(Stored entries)
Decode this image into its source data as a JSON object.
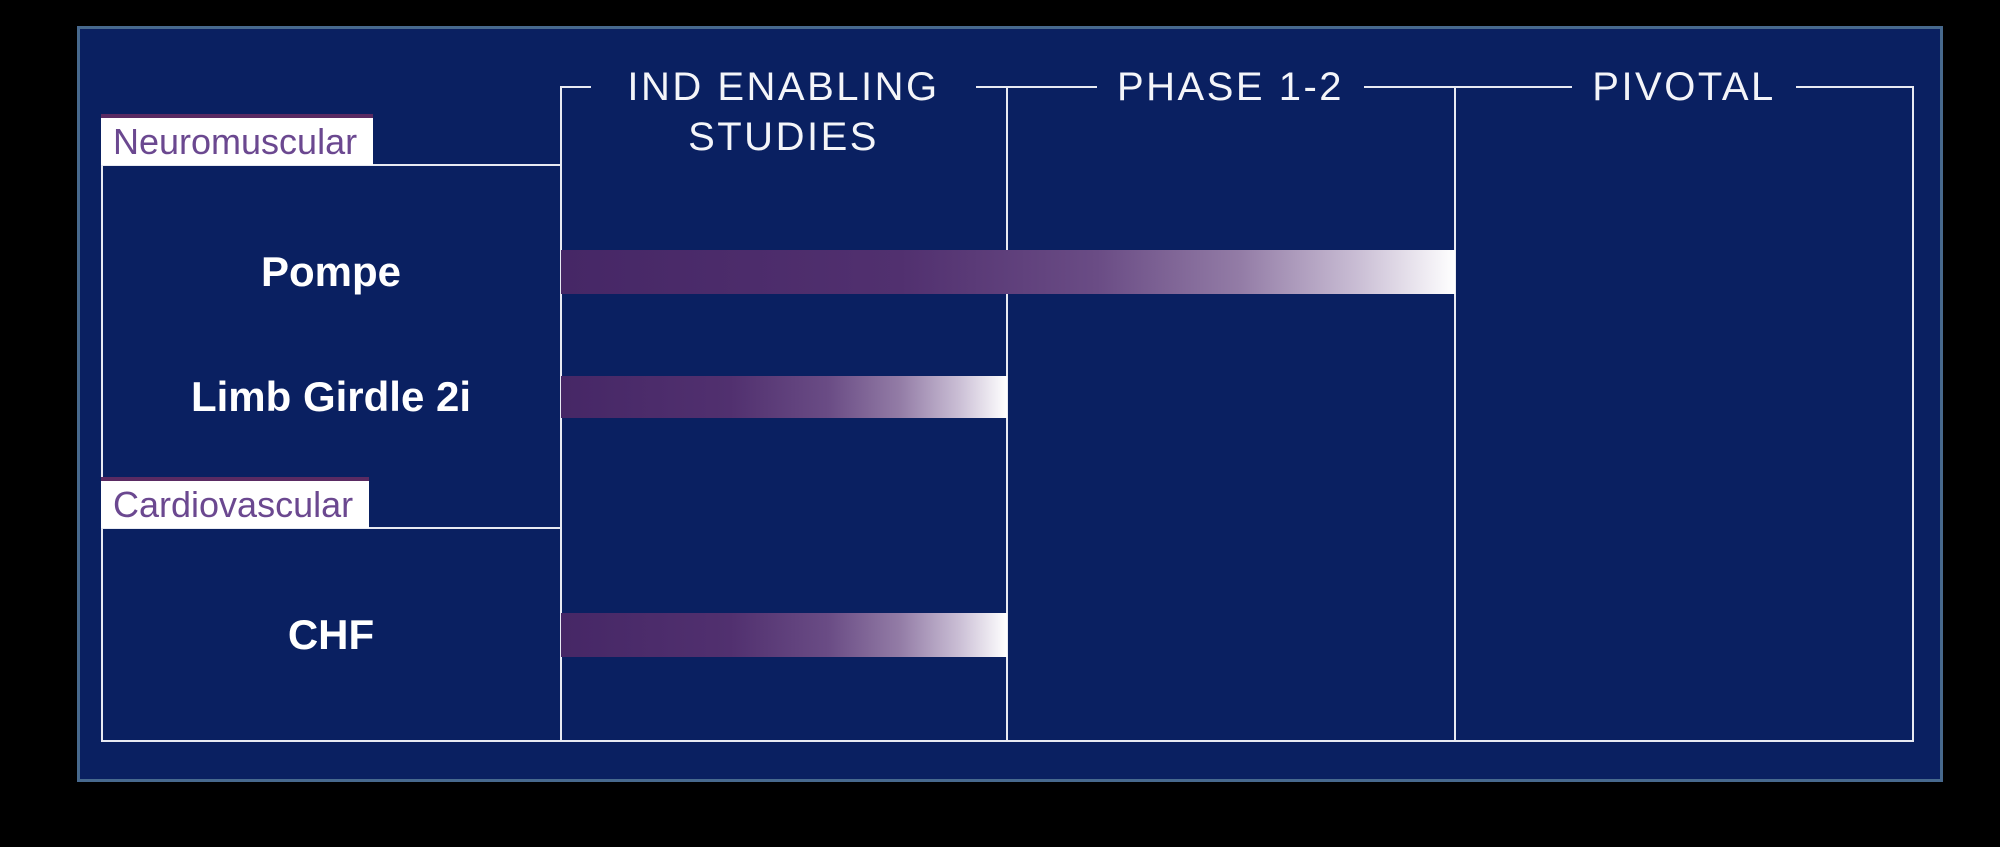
{
  "panel": {
    "background_color": "#0a2061",
    "edge_color": "#47698e",
    "rule_color": "#e8eaf2",
    "section_label_bg": "#ffffff",
    "section_label_text_color": "#6b4890",
    "section_label_top_bar_color": "#5a2a62",
    "program_text_color": "#ffffff"
  },
  "chart_data": {
    "type": "bar",
    "subtype": "clinical-pipeline-stage-progress",
    "stages": [
      "IND ENABLING STUDIES",
      "PHASE 1-2",
      "PIVOTAL"
    ],
    "categories": [
      "Pompe",
      "Limb Girdle 2i",
      "CHF"
    ],
    "category_groups": [
      "Neuromuscular",
      "Neuromuscular",
      "Cardiovascular"
    ],
    "values": [
      2,
      1,
      1
    ],
    "value_scale": "number of stage columns spanned by each bar, of 3 total",
    "bar_gradient": [
      "#462766",
      "#ffffff"
    ],
    "legend": "none",
    "grid": "vertical rules separate the three stage columns; bars drawn over rules"
  },
  "sections": [
    {
      "label": "Neuromuscular",
      "programs": [
        {
          "name": "Pompe"
        },
        {
          "name": "Limb Girdle 2i"
        }
      ]
    },
    {
      "label": "Cardiovascular",
      "programs": [
        {
          "name": "CHF"
        }
      ]
    }
  ]
}
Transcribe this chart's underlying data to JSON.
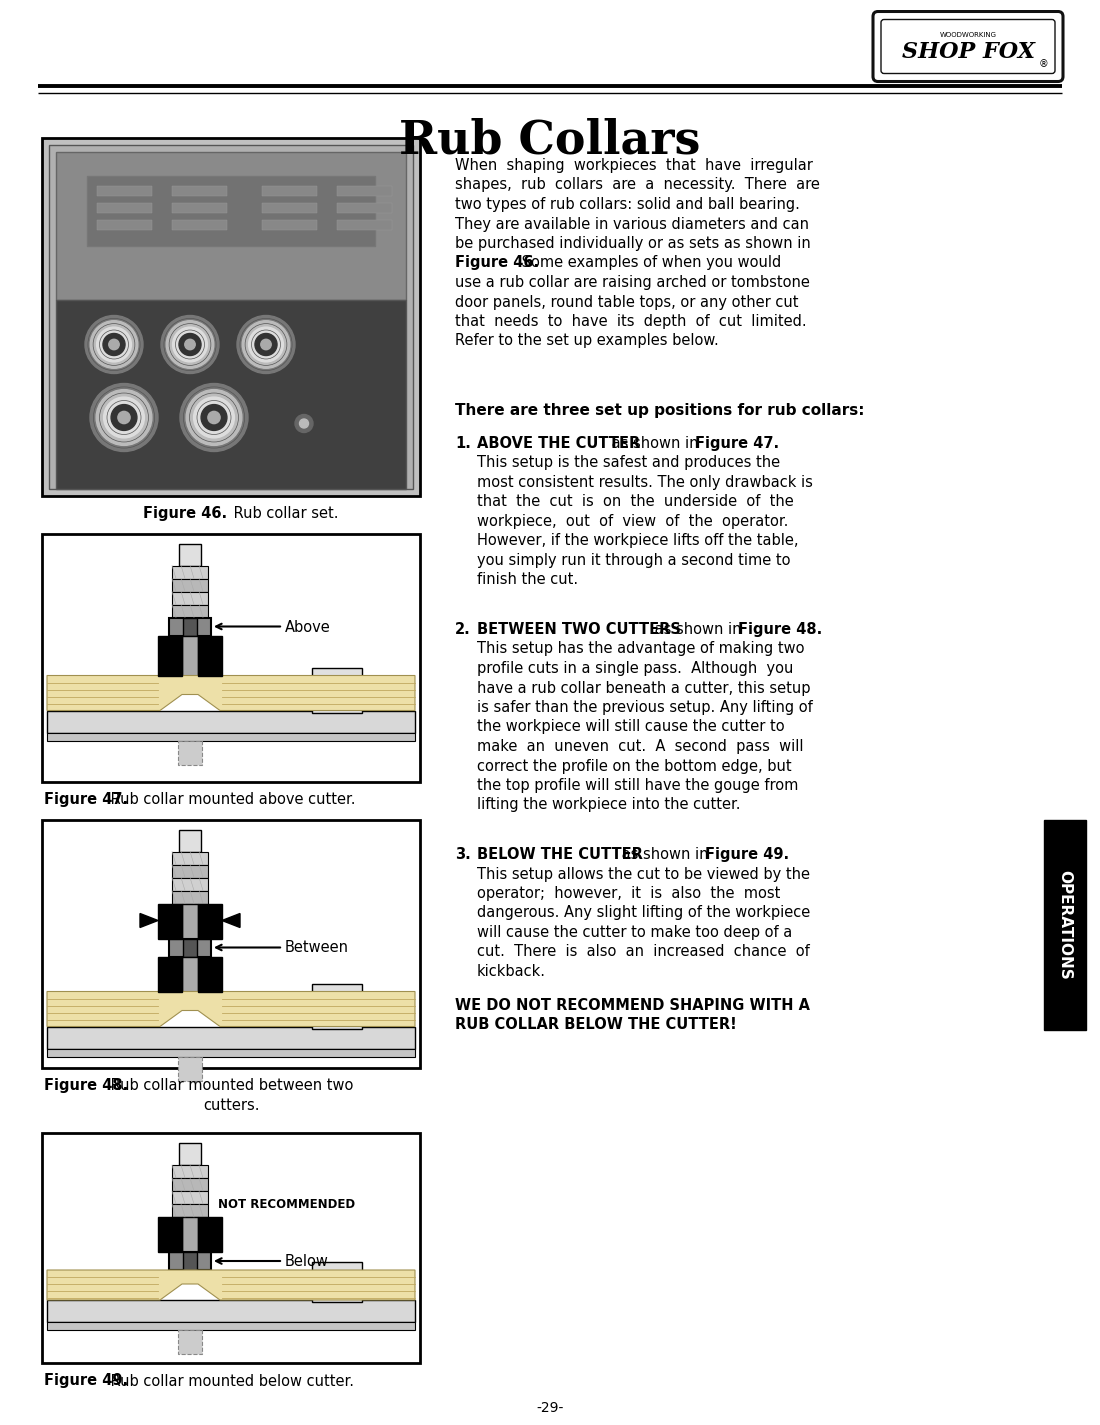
{
  "page_bg": "#ffffff",
  "page_width": 10.8,
  "page_height": 13.97,
  "title": "Rub Collars",
  "fig46_bold": "Figure 46.",
  "fig46_rest": " Rub collar set.",
  "fig47_bold": "Figure 47.",
  "fig47_rest": " Rub collar mounted above cutter.",
  "fig48_bold": "Figure 48.",
  "fig48_rest1": " Rub collar mounted between two",
  "fig48_rest2": "        cutters.",
  "fig49_bold": "Figure 49.",
  "fig49_rest": " Rub collar mounted below cutter.",
  "intro_lines": [
    [
      "normal",
      "When  shaping  workpieces  that  have  irregular"
    ],
    [
      "normal",
      "shapes,  rub  collars  are  a  necessity.  There  are"
    ],
    [
      "normal",
      "two types of rub collars: solid and ball bearing."
    ],
    [
      "normal",
      "They are available in various diameters and can"
    ],
    [
      "normal",
      "be purchased individually or as sets as shown in"
    ],
    [
      "bold_fig",
      "Figure 46.",
      " Some examples of when you would"
    ],
    [
      "normal",
      "use a rub collar are raising arched or tombstone"
    ],
    [
      "normal",
      "door panels, round table tops, or any other cut"
    ],
    [
      "normal",
      "that  needs  to  have  its  depth  of  cut  limited."
    ],
    [
      "normal",
      "Refer to the set up examples below."
    ]
  ],
  "three_positions": "There are three set up positions for rub collars:",
  "item1_bold": "ABOVE THE CUTTER",
  "item1_fig": "Figure 47.",
  "item1_body": [
    "This setup is the safest and produces the",
    "most consistent results. The only drawback is",
    "that  the  cut  is  on  the  underside  of  the",
    "workpiece,  out  of  view  of  the  operator.",
    "However, if the workpiece lifts off the table,",
    "you simply run it through a second time to",
    "finish the cut."
  ],
  "item2_bold": "BETWEEN TWO CUTTERS",
  "item2_fig": "Figure 48.",
  "item2_body": [
    "This setup has the advantage of making two",
    "profile cuts in a single pass.  Although  you",
    "have a rub collar beneath a cutter, this setup",
    "is safer than the previous setup. Any lifting of",
    "the workpiece will still cause the cutter to",
    "make  an  uneven  cut.  A  second  pass  will",
    "correct the profile on the bottom edge, but",
    "the top profile will still have the gouge from",
    "lifting the workpiece into the cutter."
  ],
  "item3_bold": "BELOW THE CUTTER",
  "item3_fig": "Figure 49.",
  "item3_body": [
    "This setup allows the cut to be viewed by the",
    "operator;  however,  it  is  also  the  most",
    "dangerous. Any slight lifting of the workpiece",
    "will cause the cutter to make too deep of a",
    "cut.  There  is  also  an  increased  chance  of",
    "kickback."
  ],
  "warning1": "WE DO NOT RECOMMEND SHAPING WITH A",
  "warning2": "RUB COLLAR BELOW THE CUTTER!",
  "page_number": "-29-",
  "operations_text": "OPERATIONS",
  "not_recommended": "NOT RECOMMENDED",
  "above_label": "Above",
  "between_label": "Between",
  "below_label": "Below"
}
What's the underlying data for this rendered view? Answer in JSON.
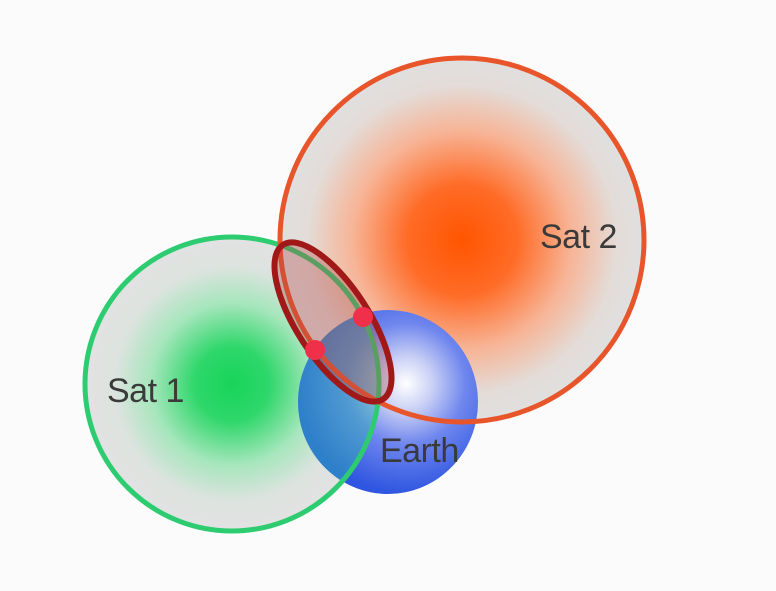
{
  "diagram": {
    "satellites": [
      {
        "label": "Sat 1",
        "ring_color": "#2ecc71",
        "core_color": "#1fd35a"
      },
      {
        "label": "Sat 2",
        "ring_color": "#e8552a",
        "core_color": "#ff5a1a"
      }
    ],
    "earth": {
      "label": "Earth",
      "color": "#3b63e8"
    },
    "intersection_region": {
      "color": "#a01818"
    },
    "intersection_points": {
      "count": 2,
      "color": "#f0304a"
    }
  }
}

### Task directions
Go through the material above and print all of it exactly, except the pictures.

### Solution for this problem
Decode this image into its source data as a JSON object.
{
  "panel": {
    "background_color": "#0a2061",
    "edge_color": "#47698e",
    "rule_color": "#e8eaf2",
    "section_label_bg": "#ffffff",
    "section_label_text_color": "#6b4890",
    "section_label_top_bar_color": "#5a2a62",
    "program_text_color": "#ffffff"
  },
  "chart_data": {
    "type": "bar",
    "subtype": "clinical-pipeline-stage-progress",
    "stages": [
      "IND ENABLING STUDIES",
      "PHASE 1-2",
      "PIVOTAL"
    ],
    "categories": [
      "Pompe",
      "Limb Girdle 2i",
      "CHF"
    ],
    "category_groups": [
      "Neuromuscular",
      "Neuromuscular",
      "Cardiovascular"
    ],
    "values": [
      2,
      1,
      1
    ],
    "value_scale": "number of stage columns spanned by each bar, of 3 total",
    "bar_gradient": [
      "#462766",
      "#ffffff"
    ],
    "legend": "none",
    "grid": "vertical rules separate the three stage columns; bars drawn over rules"
  },
  "sections": [
    {
      "label": "Neuromuscular",
      "programs": [
        {
          "name": "Pompe"
        },
        {
          "name": "Limb Girdle 2i"
        }
      ]
    },
    {
      "label": "Cardiovascular",
      "programs": [
        {
          "name": "CHF"
        }
      ]
    }
  ]
}
Transcribe this chart's underlying data to JSON.
{
  "page_bg": "#ffffff",
  "page_width": 10.8,
  "page_height": 13.97,
  "title": "Rub Collars",
  "fig46_bold": "Figure 46.",
  "fig46_rest": " Rub collar set.",
  "fig47_bold": "Figure 47.",
  "fig47_rest": " Rub collar mounted above cutter.",
  "fig48_bold": "Figure 48.",
  "fig48_rest1": " Rub collar mounted between two",
  "fig48_rest2": "        cutters.",
  "fig49_bold": "Figure 49.",
  "fig49_rest": " Rub collar mounted below cutter.",
  "intro_lines": [
    [
      "normal",
      "When  shaping  workpieces  that  have  irregular"
    ],
    [
      "normal",
      "shapes,  rub  collars  are  a  necessity.  There  are"
    ],
    [
      "normal",
      "two types of rub collars: solid and ball bearing."
    ],
    [
      "normal",
      "They are available in various diameters and can"
    ],
    [
      "normal",
      "be purchased individually or as sets as shown in"
    ],
    [
      "bold_fig",
      "Figure 46.",
      " Some examples of when you would"
    ],
    [
      "normal",
      "use a rub collar are raising arched or tombstone"
    ],
    [
      "normal",
      "door panels, round table tops, or any other cut"
    ],
    [
      "normal",
      "that  needs  to  have  its  depth  of  cut  limited."
    ],
    [
      "normal",
      "Refer to the set up examples below."
    ]
  ],
  "three_positions": "There are three set up positions for rub collars:",
  "item1_bold": "ABOVE THE CUTTER",
  "item1_fig": "Figure 47.",
  "item1_body": [
    "This setup is the safest and produces the",
    "most consistent results. The only drawback is",
    "that  the  cut  is  on  the  underside  of  the",
    "workpiece,  out  of  view  of  the  operator.",
    "However, if the workpiece lifts off the table,",
    "you simply run it through a second time to",
    "finish the cut."
  ],
  "item2_bold": "BETWEEN TWO CUTTERS",
  "item2_fig": "Figure 48.",
  "item2_body": [
    "This setup has the advantage of making two",
    "profile cuts in a single pass.  Although  you",
    "have a rub collar beneath a cutter, this setup",
    "is safer than the previous setup. Any lifting of",
    "the workpiece will still cause the cutter to",
    "make  an  uneven  cut.  A  second  pass  will",
    "correct the profile on the bottom edge, but",
    "the top profile will still have the gouge from",
    "lifting the workpiece into the cutter."
  ],
  "item3_bold": "BELOW THE CUTTER",
  "item3_fig": "Figure 49.",
  "item3_body": [
    "This setup allows the cut to be viewed by the",
    "operator;  however,  it  is  also  the  most",
    "dangerous. Any slight lifting of the workpiece",
    "will cause the cutter to make too deep of a",
    "cut.  There  is  also  an  increased  chance  of",
    "kickback."
  ],
  "warning1": "WE DO NOT RECOMMEND SHAPING WITH A",
  "warning2": "RUB COLLAR BELOW THE CUTTER!",
  "page_number": "-29-",
  "operations_text": "OPERATIONS",
  "not_recommended": "NOT RECOMMENDED",
  "above_label": "Above",
  "between_label": "Between",
  "below_label": "Below"
}
What's the underlying data for this rendered view? Answer in JSON.
{
  "diagram": {
    "satellites": [
      {
        "label": "Sat 1",
        "ring_color": "#2ecc71",
        "core_color": "#1fd35a"
      },
      {
        "label": "Sat 2",
        "ring_color": "#e8552a",
        "core_color": "#ff5a1a"
      }
    ],
    "earth": {
      "label": "Earth",
      "color": "#3b63e8"
    },
    "intersection_region": {
      "color": "#a01818"
    },
    "intersection_points": {
      "count": 2,
      "color": "#f0304a"
    }
  }
}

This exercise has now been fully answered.